» Your task
Every line below is to be copied exactly, with the pictures left out.
━━━ Input records ━━━
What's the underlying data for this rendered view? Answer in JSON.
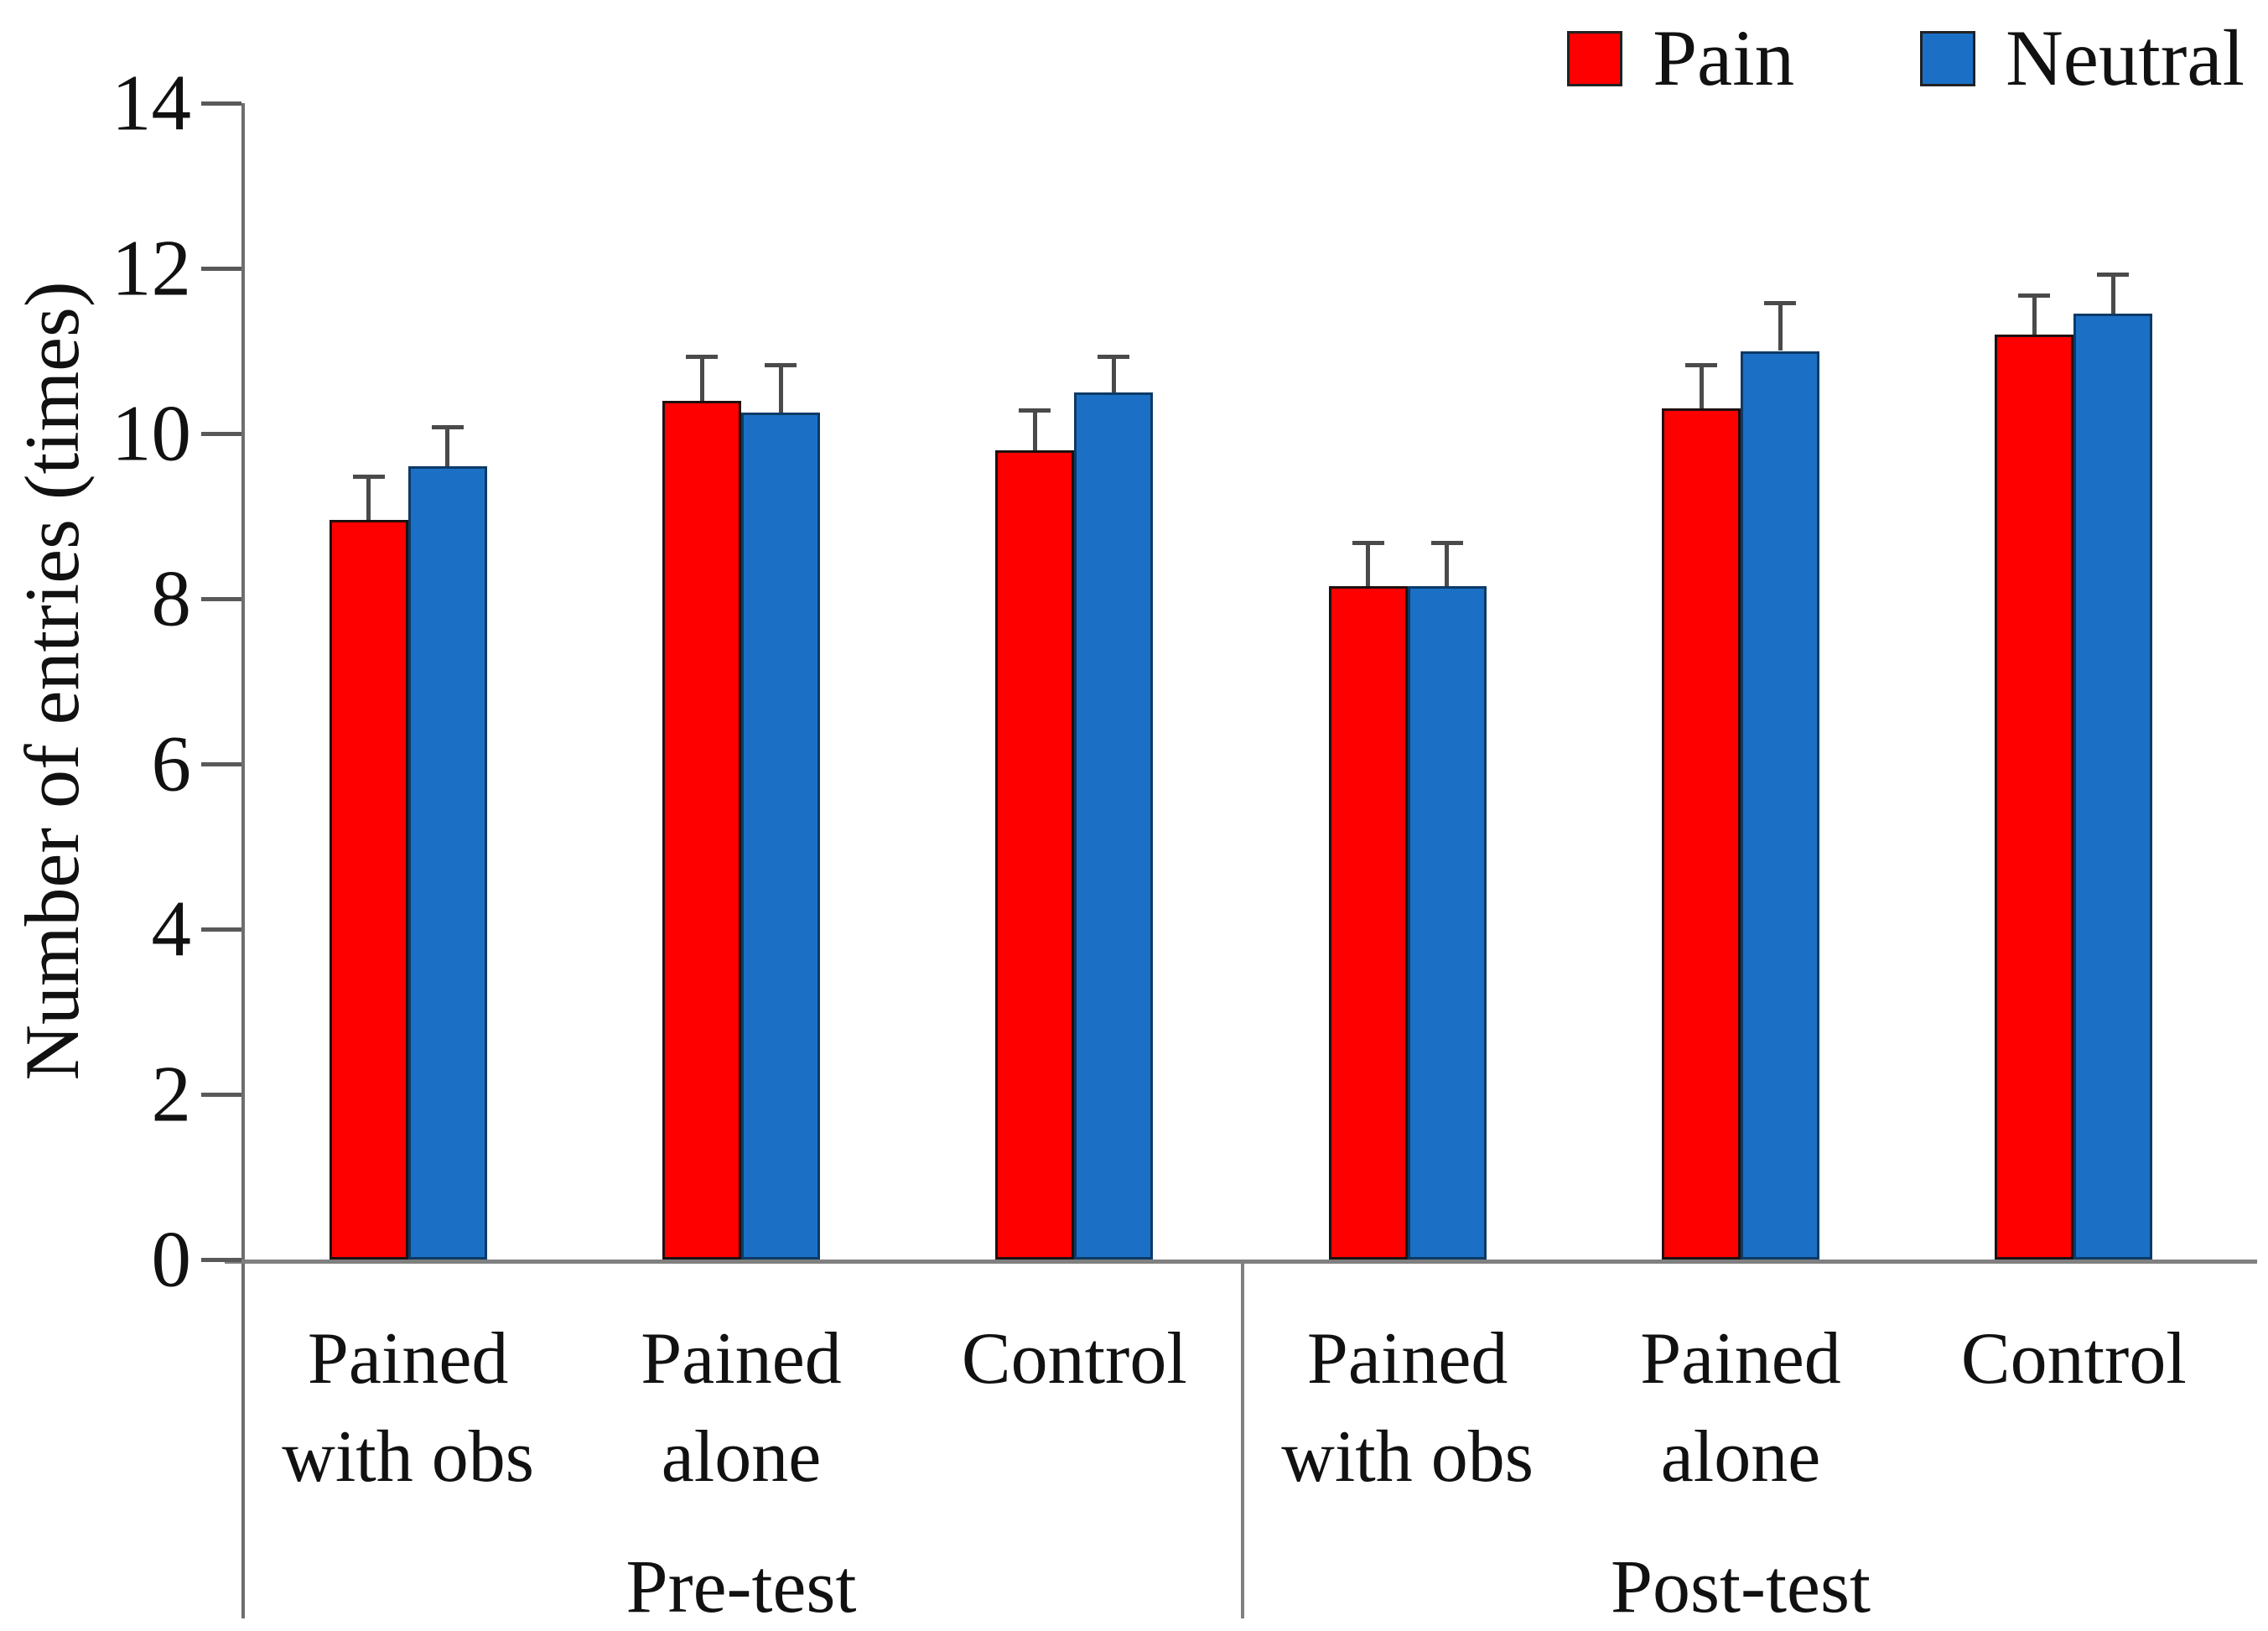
{
  "chart_data": {
    "type": "bar",
    "title": "",
    "xlabel": "",
    "ylabel": "Number of entries (times)",
    "ylim": [
      0,
      14
    ],
    "yticks": [
      0,
      2,
      4,
      6,
      8,
      10,
      12,
      14
    ],
    "grid": false,
    "legend_position": "top-right",
    "legend": [
      {
        "name": "Pain",
        "color": "#fe0000",
        "border": "#1f1010"
      },
      {
        "name": "Neutral",
        "color": "#1b70c5",
        "border": "#0d3a66"
      }
    ],
    "error_bars": "upper, with caps",
    "sections": [
      {
        "label": "Pre-test",
        "groups": [
          {
            "label_lines": [
              "Pained",
              "with obs"
            ],
            "values": {
              "Pain": 8.95,
              "Neutral": 9.6
            },
            "errors": {
              "Pain": 0.55,
              "Neutral": 0.5
            }
          },
          {
            "label_lines": [
              "Pained",
              "alone"
            ],
            "values": {
              "Pain": 10.4,
              "Neutral": 10.25
            },
            "errors": {
              "Pain": 0.55,
              "Neutral": 0.6
            }
          },
          {
            "label_lines": [
              "Control"
            ],
            "values": {
              "Pain": 9.8,
              "Neutral": 10.5
            },
            "errors": {
              "Pain": 0.5,
              "Neutral": 0.45
            }
          }
        ]
      },
      {
        "label": "Post-test",
        "groups": [
          {
            "label_lines": [
              "Pained",
              "with obs"
            ],
            "values": {
              "Pain": 8.15,
              "Neutral": 8.15
            },
            "errors": {
              "Pain": 0.55,
              "Neutral": 0.55
            }
          },
          {
            "label_lines": [
              "Pained",
              "alone"
            ],
            "values": {
              "Pain": 10.3,
              "Neutral": 11.0
            },
            "errors": {
              "Pain": 0.55,
              "Neutral": 0.6
            }
          },
          {
            "label_lines": [
              "Control"
            ],
            "values": {
              "Pain": 11.2,
              "Neutral": 11.45
            },
            "errors": {
              "Pain": 0.5,
              "Neutral": 0.5
            }
          }
        ]
      }
    ]
  }
}
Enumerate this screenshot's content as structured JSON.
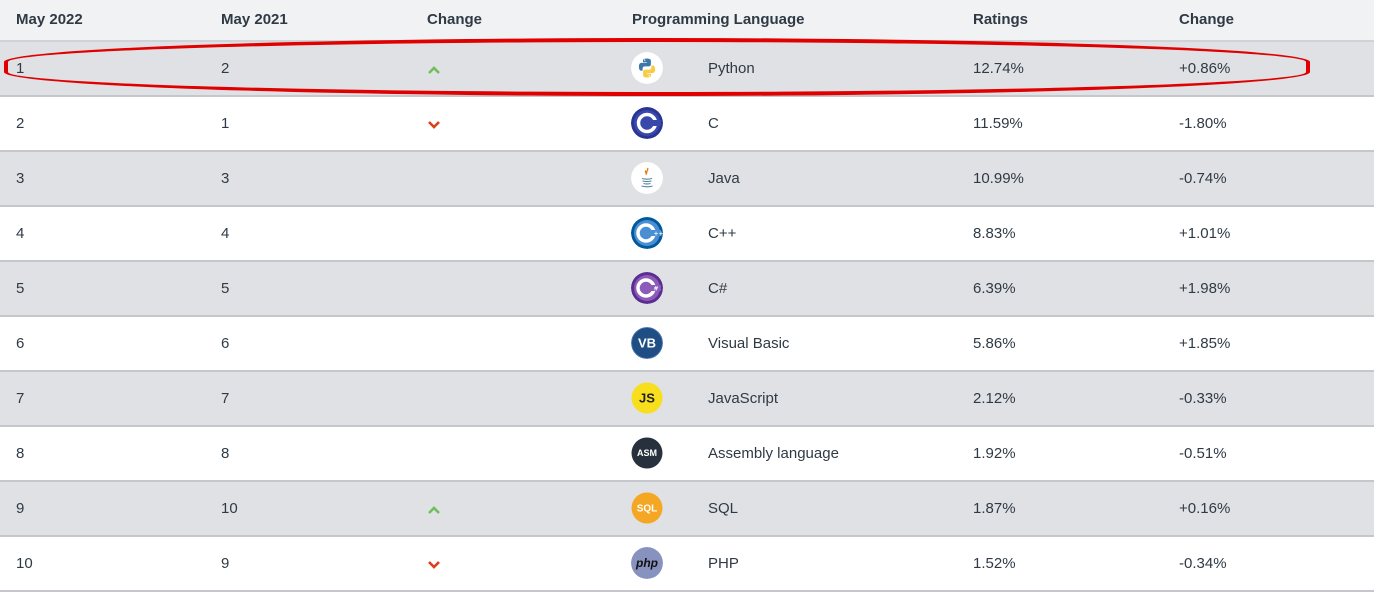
{
  "headers": {
    "may_2022": "May 2022",
    "may_2021": "May 2021",
    "change": "Change",
    "language": "Programming Language",
    "ratings": "Ratings",
    "change2": "Change"
  },
  "rows": [
    {
      "may2022": "1",
      "may2021": "2",
      "trend": "up",
      "language": "Python",
      "rating": "12.74%",
      "change": "+0.86%",
      "icon": "python-logo-icon"
    },
    {
      "may2022": "2",
      "may2021": "1",
      "trend": "down",
      "language": "C",
      "rating": "11.59%",
      "change": "-1.80%",
      "icon": "c-logo-icon"
    },
    {
      "may2022": "3",
      "may2021": "3",
      "trend": "none",
      "language": "Java",
      "rating": "10.99%",
      "change": "-0.74%",
      "icon": "java-logo-icon"
    },
    {
      "may2022": "4",
      "may2021": "4",
      "trend": "none",
      "language": "C++",
      "rating": "8.83%",
      "change": "+1.01%",
      "icon": "cpp-logo-icon"
    },
    {
      "may2022": "5",
      "may2021": "5",
      "trend": "none",
      "language": "C#",
      "rating": "6.39%",
      "change": "+1.98%",
      "icon": "csharp-logo-icon"
    },
    {
      "may2022": "6",
      "may2021": "6",
      "trend": "none",
      "language": "Visual Basic",
      "rating": "5.86%",
      "change": "+1.85%",
      "icon": "vb-logo-icon"
    },
    {
      "may2022": "7",
      "may2021": "7",
      "trend": "none",
      "language": "JavaScript",
      "rating": "2.12%",
      "change": "-0.33%",
      "icon": "js-logo-icon"
    },
    {
      "may2022": "8",
      "may2021": "8",
      "trend": "none",
      "language": "Assembly language",
      "rating": "1.92%",
      "change": "-0.51%",
      "icon": "asm-logo-icon"
    },
    {
      "may2022": "9",
      "may2021": "10",
      "trend": "up",
      "language": "SQL",
      "rating": "1.87%",
      "change": "+0.16%",
      "icon": "sql-logo-icon"
    },
    {
      "may2022": "10",
      "may2021": "9",
      "trend": "down",
      "language": "PHP",
      "rating": "1.52%",
      "change": "-0.34%",
      "icon": "php-logo-icon"
    }
  ],
  "logo_text": {
    "vb": "VB",
    "js": "JS",
    "asm": "ASM",
    "sql": "SQL",
    "php": "php"
  },
  "colors": {
    "up_arrow": "#6fbf5a",
    "down_arrow": "#d9401b",
    "highlight": "#e00000",
    "shaded_row": "#dfe1e4"
  }
}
━━━
» Result below
What's the underlying data for this rendered view? Answer in JSON.
{
  "chart_data": {
    "type": "bar",
    "title": "",
    "xlabel": "",
    "ylabel": "Number of entries (times)",
    "ylim": [
      0,
      14
    ],
    "yticks": [
      0,
      2,
      4,
      6,
      8,
      10,
      12,
      14
    ],
    "grid": false,
    "legend_position": "top-right",
    "legend": [
      {
        "name": "Pain",
        "color": "#fe0000",
        "border": "#1f1010"
      },
      {
        "name": "Neutral",
        "color": "#1b70c5",
        "border": "#0d3a66"
      }
    ],
    "error_bars": "upper, with caps",
    "sections": [
      {
        "label": "Pre-test",
        "groups": [
          {
            "label_lines": [
              "Pained",
              "with obs"
            ],
            "values": {
              "Pain": 8.95,
              "Neutral": 9.6
            },
            "errors": {
              "Pain": 0.55,
              "Neutral": 0.5
            }
          },
          {
            "label_lines": [
              "Pained",
              "alone"
            ],
            "values": {
              "Pain": 10.4,
              "Neutral": 10.25
            },
            "errors": {
              "Pain": 0.55,
              "Neutral": 0.6
            }
          },
          {
            "label_lines": [
              "Control"
            ],
            "values": {
              "Pain": 9.8,
              "Neutral": 10.5
            },
            "errors": {
              "Pain": 0.5,
              "Neutral": 0.45
            }
          }
        ]
      },
      {
        "label": "Post-test",
        "groups": [
          {
            "label_lines": [
              "Pained",
              "with obs"
            ],
            "values": {
              "Pain": 8.15,
              "Neutral": 8.15
            },
            "errors": {
              "Pain": 0.55,
              "Neutral": 0.55
            }
          },
          {
            "label_lines": [
              "Pained",
              "alone"
            ],
            "values": {
              "Pain": 10.3,
              "Neutral": 11.0
            },
            "errors": {
              "Pain": 0.55,
              "Neutral": 0.6
            }
          },
          {
            "label_lines": [
              "Control"
            ],
            "values": {
              "Pain": 11.2,
              "Neutral": 11.45
            },
            "errors": {
              "Pain": 0.5,
              "Neutral": 0.5
            }
          }
        ]
      }
    ]
  }
}
Enumerate this screenshot's content as structured JSON.
{
  "headers": {
    "may_2022": "May 2022",
    "may_2021": "May 2021",
    "change": "Change",
    "language": "Programming Language",
    "ratings": "Ratings",
    "change2": "Change"
  },
  "rows": [
    {
      "may2022": "1",
      "may2021": "2",
      "trend": "up",
      "language": "Python",
      "rating": "12.74%",
      "change": "+0.86%",
      "icon": "python-logo-icon"
    },
    {
      "may2022": "2",
      "may2021": "1",
      "trend": "down",
      "language": "C",
      "rating": "11.59%",
      "change": "-1.80%",
      "icon": "c-logo-icon"
    },
    {
      "may2022": "3",
      "may2021": "3",
      "trend": "none",
      "language": "Java",
      "rating": "10.99%",
      "change": "-0.74%",
      "icon": "java-logo-icon"
    },
    {
      "may2022": "4",
      "may2021": "4",
      "trend": "none",
      "language": "C++",
      "rating": "8.83%",
      "change": "+1.01%",
      "icon": "cpp-logo-icon"
    },
    {
      "may2022": "5",
      "may2021": "5",
      "trend": "none",
      "language": "C#",
      "rating": "6.39%",
      "change": "+1.98%",
      "icon": "csharp-logo-icon"
    },
    {
      "may2022": "6",
      "may2021": "6",
      "trend": "none",
      "language": "Visual Basic",
      "rating": "5.86%",
      "change": "+1.85%",
      "icon": "vb-logo-icon"
    },
    {
      "may2022": "7",
      "may2021": "7",
      "trend": "none",
      "language": "JavaScript",
      "rating": "2.12%",
      "change": "-0.33%",
      "icon": "js-logo-icon"
    },
    {
      "may2022": "8",
      "may2021": "8",
      "trend": "none",
      "language": "Assembly language",
      "rating": "1.92%",
      "change": "-0.51%",
      "icon": "asm-logo-icon"
    },
    {
      "may2022": "9",
      "may2021": "10",
      "trend": "up",
      "language": "SQL",
      "rating": "1.87%",
      "change": "+0.16%",
      "icon": "sql-logo-icon"
    },
    {
      "may2022": "10",
      "may2021": "9",
      "trend": "down",
      "language": "PHP",
      "rating": "1.52%",
      "change": "-0.34%",
      "icon": "php-logo-icon"
    }
  ],
  "logo_text": {
    "vb": "VB",
    "js": "JS",
    "asm": "ASM",
    "sql": "SQL",
    "php": "php"
  },
  "colors": {
    "up_arrow": "#6fbf5a",
    "down_arrow": "#d9401b",
    "highlight": "#e00000",
    "shaded_row": "#dfe1e4"
  }
}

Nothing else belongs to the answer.